# GIVEN TASK
The records below are made of lines; count those holding the word "specialists" and give the number only.

BEGIN DATASET

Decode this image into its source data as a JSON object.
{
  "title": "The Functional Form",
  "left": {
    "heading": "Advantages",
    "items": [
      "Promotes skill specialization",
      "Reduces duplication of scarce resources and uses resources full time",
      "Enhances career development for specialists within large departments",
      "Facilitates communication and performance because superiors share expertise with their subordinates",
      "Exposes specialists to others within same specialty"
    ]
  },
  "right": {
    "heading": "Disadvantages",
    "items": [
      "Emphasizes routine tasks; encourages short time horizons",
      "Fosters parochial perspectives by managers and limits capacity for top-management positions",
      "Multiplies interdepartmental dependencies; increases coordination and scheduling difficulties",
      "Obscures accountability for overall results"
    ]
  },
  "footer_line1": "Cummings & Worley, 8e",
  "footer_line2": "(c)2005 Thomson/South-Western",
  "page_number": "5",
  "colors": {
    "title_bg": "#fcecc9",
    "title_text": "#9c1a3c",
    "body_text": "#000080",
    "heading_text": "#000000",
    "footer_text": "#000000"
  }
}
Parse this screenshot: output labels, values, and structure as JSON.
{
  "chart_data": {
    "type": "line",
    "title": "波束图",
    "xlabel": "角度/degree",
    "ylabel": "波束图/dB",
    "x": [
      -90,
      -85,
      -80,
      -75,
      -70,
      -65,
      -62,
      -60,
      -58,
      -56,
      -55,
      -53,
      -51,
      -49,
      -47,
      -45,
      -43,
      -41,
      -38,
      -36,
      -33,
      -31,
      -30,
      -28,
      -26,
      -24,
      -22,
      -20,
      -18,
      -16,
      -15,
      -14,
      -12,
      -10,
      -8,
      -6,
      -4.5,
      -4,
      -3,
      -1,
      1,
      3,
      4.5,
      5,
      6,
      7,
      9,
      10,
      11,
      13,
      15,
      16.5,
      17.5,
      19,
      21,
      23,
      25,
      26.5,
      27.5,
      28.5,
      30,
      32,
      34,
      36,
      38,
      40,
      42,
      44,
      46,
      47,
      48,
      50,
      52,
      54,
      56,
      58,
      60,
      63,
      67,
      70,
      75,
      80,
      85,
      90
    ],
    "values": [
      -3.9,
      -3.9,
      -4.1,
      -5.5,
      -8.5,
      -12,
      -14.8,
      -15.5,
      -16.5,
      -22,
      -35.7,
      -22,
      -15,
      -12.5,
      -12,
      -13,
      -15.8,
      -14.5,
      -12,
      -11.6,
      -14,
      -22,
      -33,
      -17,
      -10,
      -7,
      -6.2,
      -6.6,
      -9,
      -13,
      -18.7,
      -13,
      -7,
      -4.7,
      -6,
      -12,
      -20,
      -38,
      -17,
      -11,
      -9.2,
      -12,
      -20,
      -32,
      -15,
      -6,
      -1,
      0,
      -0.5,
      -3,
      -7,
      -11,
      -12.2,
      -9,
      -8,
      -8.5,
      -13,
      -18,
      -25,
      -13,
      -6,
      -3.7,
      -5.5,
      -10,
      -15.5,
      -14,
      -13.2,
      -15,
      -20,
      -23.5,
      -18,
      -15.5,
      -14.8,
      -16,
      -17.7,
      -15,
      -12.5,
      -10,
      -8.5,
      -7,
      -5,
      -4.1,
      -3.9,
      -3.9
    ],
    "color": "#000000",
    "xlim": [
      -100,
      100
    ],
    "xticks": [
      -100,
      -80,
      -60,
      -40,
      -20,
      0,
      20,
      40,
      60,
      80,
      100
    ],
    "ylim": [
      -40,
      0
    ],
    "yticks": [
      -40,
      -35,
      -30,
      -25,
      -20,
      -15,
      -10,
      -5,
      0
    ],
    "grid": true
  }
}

END DATASET

# EXERCISE RESPONSE
2